Instructions to follow =
Return the listing below verbatim. Pictures do not belong in the copy.

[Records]
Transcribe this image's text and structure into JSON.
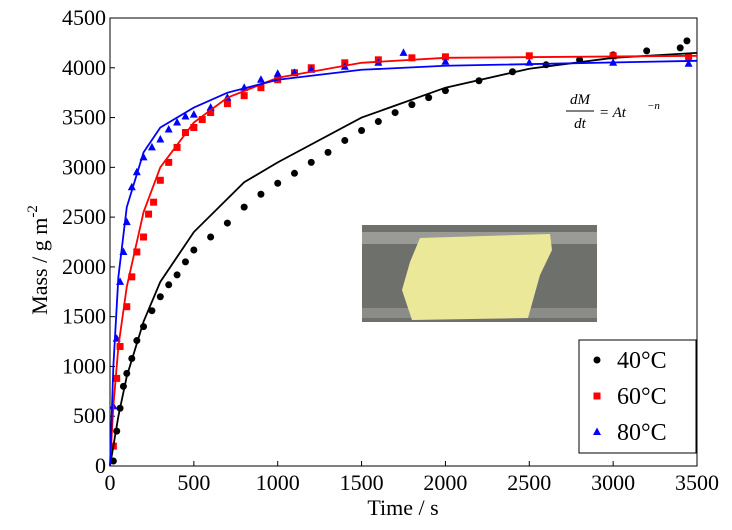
{
  "chart_data": {
    "type": "scatter",
    "x_label": "Time / s",
    "y_label": "Mass / g m",
    "y_label_sup": "-2",
    "annotation": {
      "numerator": "dM",
      "denominator": "dt",
      "rhs": "= At",
      "exponent": "−n"
    },
    "xlim": [
      0,
      3500
    ],
    "ylim": [
      0,
      4500
    ],
    "xticks": [
      0,
      500,
      1000,
      1500,
      2000,
      2500,
      3000,
      3500
    ],
    "yticks": [
      0,
      500,
      1000,
      1500,
      2000,
      2500,
      3000,
      3500,
      4000,
      4500
    ],
    "grid": false,
    "legend": "lower-right",
    "series": [
      {
        "name": "40°C",
        "color": "#000000",
        "marker": "circle",
        "x": [
          20,
          40,
          60,
          80,
          100,
          130,
          160,
          200,
          250,
          300,
          350,
          400,
          450,
          500,
          600,
          700,
          800,
          900,
          1000,
          1100,
          1200,
          1300,
          1400,
          1500,
          1600,
          1700,
          1800,
          1900,
          2000,
          2200,
          2400,
          2600,
          2800,
          3000,
          3200,
          3400,
          3440
        ],
        "values": [
          50,
          350,
          580,
          800,
          930,
          1080,
          1260,
          1400,
          1560,
          1700,
          1820,
          1920,
          2050,
          2170,
          2300,
          2440,
          2600,
          2730,
          2840,
          2940,
          3050,
          3150,
          3270,
          3370,
          3460,
          3550,
          3630,
          3700,
          3770,
          3870,
          3960,
          4030,
          4080,
          4130,
          4170,
          4200,
          4270
        ]
      },
      {
        "name": "60°C",
        "color": "#ff0000",
        "marker": "square",
        "x": [
          20,
          40,
          60,
          100,
          130,
          160,
          200,
          230,
          260,
          300,
          350,
          400,
          450,
          500,
          550,
          600,
          700,
          800,
          900,
          1000,
          1100,
          1200,
          1400,
          1600,
          1800,
          2000,
          2500,
          3000,
          3450
        ],
        "values": [
          200,
          880,
          1200,
          1600,
          1900,
          2150,
          2300,
          2530,
          2650,
          2870,
          3050,
          3200,
          3350,
          3400,
          3480,
          3550,
          3640,
          3720,
          3800,
          3880,
          3950,
          4000,
          4050,
          4080,
          4100,
          4110,
          4120,
          4120,
          4110
        ]
      },
      {
        "name": "80°C",
        "color": "#0000ff",
        "marker": "triangle",
        "x": [
          20,
          40,
          60,
          80,
          100,
          130,
          160,
          200,
          250,
          300,
          350,
          400,
          450,
          500,
          600,
          700,
          800,
          900,
          1000,
          1100,
          1200,
          1400,
          1600,
          1750,
          2000,
          2500,
          3000,
          3450
        ],
        "values": [
          600,
          1280,
          1850,
          2150,
          2450,
          2800,
          2950,
          3100,
          3200,
          3280,
          3380,
          3450,
          3510,
          3530,
          3600,
          3700,
          3800,
          3880,
          3940,
          3950,
          3980,
          4010,
          4050,
          4150,
          4060,
          4050,
          4050,
          4040
        ]
      },
      {
        "color": "#000000",
        "marker": "line",
        "x": [
          0,
          50,
          100,
          200,
          300,
          500,
          800,
          1000,
          1500,
          2000,
          2500,
          3000,
          3500
        ],
        "values": [
          0,
          500,
          900,
          1450,
          1850,
          2350,
          2850,
          3050,
          3500,
          3800,
          3990,
          4100,
          4150
        ]
      },
      {
        "color": "#ff0000",
        "marker": "line",
        "x": [
          0,
          20,
          50,
          100,
          200,
          300,
          500,
          700,
          1000,
          1500,
          2000,
          3500
        ],
        "values": [
          0,
          600,
          1200,
          1800,
          2550,
          3000,
          3450,
          3700,
          3900,
          4050,
          4100,
          4120
        ]
      },
      {
        "color": "#0000ff",
        "marker": "line",
        "x": [
          0,
          20,
          50,
          100,
          200,
          300,
          500,
          700,
          1000,
          1500,
          2000,
          3500
        ],
        "values": [
          0,
          1000,
          1900,
          2600,
          3150,
          3400,
          3600,
          3750,
          3880,
          3980,
          4020,
          4070
        ]
      }
    ]
  }
}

Reply =
Transcribe this image's text and structure into JSON.
{
  "chart_data": {
    "type": "scatter",
    "x_label": "Time / s",
    "y_label": "Mass / g m",
    "y_label_sup": "-2",
    "annotation": {
      "numerator": "dM",
      "denominator": "dt",
      "rhs": "= At",
      "exponent": "−n"
    },
    "xlim": [
      0,
      3500
    ],
    "ylim": [
      0,
      4500
    ],
    "xticks": [
      0,
      500,
      1000,
      1500,
      2000,
      2500,
      3000,
      3500
    ],
    "yticks": [
      0,
      500,
      1000,
      1500,
      2000,
      2500,
      3000,
      3500,
      4000,
      4500
    ],
    "grid": false,
    "legend": "lower-right",
    "series": [
      {
        "name": "40°C",
        "color": "#000000",
        "marker": "circle",
        "x": [
          20,
          40,
          60,
          80,
          100,
          130,
          160,
          200,
          250,
          300,
          350,
          400,
          450,
          500,
          600,
          700,
          800,
          900,
          1000,
          1100,
          1200,
          1300,
          1400,
          1500,
          1600,
          1700,
          1800,
          1900,
          2000,
          2200,
          2400,
          2600,
          2800,
          3000,
          3200,
          3400,
          3440
        ],
        "values": [
          50,
          350,
          580,
          800,
          930,
          1080,
          1260,
          1400,
          1560,
          1700,
          1820,
          1920,
          2050,
          2170,
          2300,
          2440,
          2600,
          2730,
          2840,
          2940,
          3050,
          3150,
          3270,
          3370,
          3460,
          3550,
          3630,
          3700,
          3770,
          3870,
          3960,
          4030,
          4080,
          4130,
          4170,
          4200,
          4270
        ]
      },
      {
        "name": "60°C",
        "color": "#ff0000",
        "marker": "square",
        "x": [
          20,
          40,
          60,
          100,
          130,
          160,
          200,
          230,
          260,
          300,
          350,
          400,
          450,
          500,
          550,
          600,
          700,
          800,
          900,
          1000,
          1100,
          1200,
          1400,
          1600,
          1800,
          2000,
          2500,
          3000,
          3450
        ],
        "values": [
          200,
          880,
          1200,
          1600,
          1900,
          2150,
          2300,
          2530,
          2650,
          2870,
          3050,
          3200,
          3350,
          3400,
          3480,
          3550,
          3640,
          3720,
          3800,
          3880,
          3950,
          4000,
          4050,
          4080,
          4100,
          4110,
          4120,
          4120,
          4110
        ]
      },
      {
        "name": "80°C",
        "color": "#0000ff",
        "marker": "triangle",
        "x": [
          20,
          40,
          60,
          80,
          100,
          130,
          160,
          200,
          250,
          300,
          350,
          400,
          450,
          500,
          600,
          700,
          800,
          900,
          1000,
          1100,
          1200,
          1400,
          1600,
          1750,
          2000,
          2500,
          3000,
          3450
        ],
        "values": [
          600,
          1280,
          1850,
          2150,
          2450,
          2800,
          2950,
          3100,
          3200,
          3280,
          3380,
          3450,
          3510,
          3530,
          3600,
          3700,
          3800,
          3880,
          3940,
          3950,
          3980,
          4010,
          4050,
          4150,
          4060,
          4050,
          4050,
          4040
        ]
      },
      {
        "color": "#000000",
        "marker": "line",
        "x": [
          0,
          50,
          100,
          200,
          300,
          500,
          800,
          1000,
          1500,
          2000,
          2500,
          3000,
          3500
        ],
        "values": [
          0,
          500,
          900,
          1450,
          1850,
          2350,
          2850,
          3050,
          3500,
          3800,
          3990,
          4100,
          4150
        ]
      },
      {
        "color": "#ff0000",
        "marker": "line",
        "x": [
          0,
          20,
          50,
          100,
          200,
          300,
          500,
          700,
          1000,
          1500,
          2000,
          3500
        ],
        "values": [
          0,
          600,
          1200,
          1800,
          2550,
          3000,
          3450,
          3700,
          3900,
          4050,
          4100,
          4120
        ]
      },
      {
        "color": "#0000ff",
        "marker": "line",
        "x": [
          0,
          20,
          50,
          100,
          200,
          300,
          500,
          700,
          1000,
          1500,
          2000,
          3500
        ],
        "values": [
          0,
          1000,
          1900,
          2600,
          3150,
          3400,
          3600,
          3750,
          3880,
          3980,
          4020,
          4070
        ]
      }
    ]
  }
}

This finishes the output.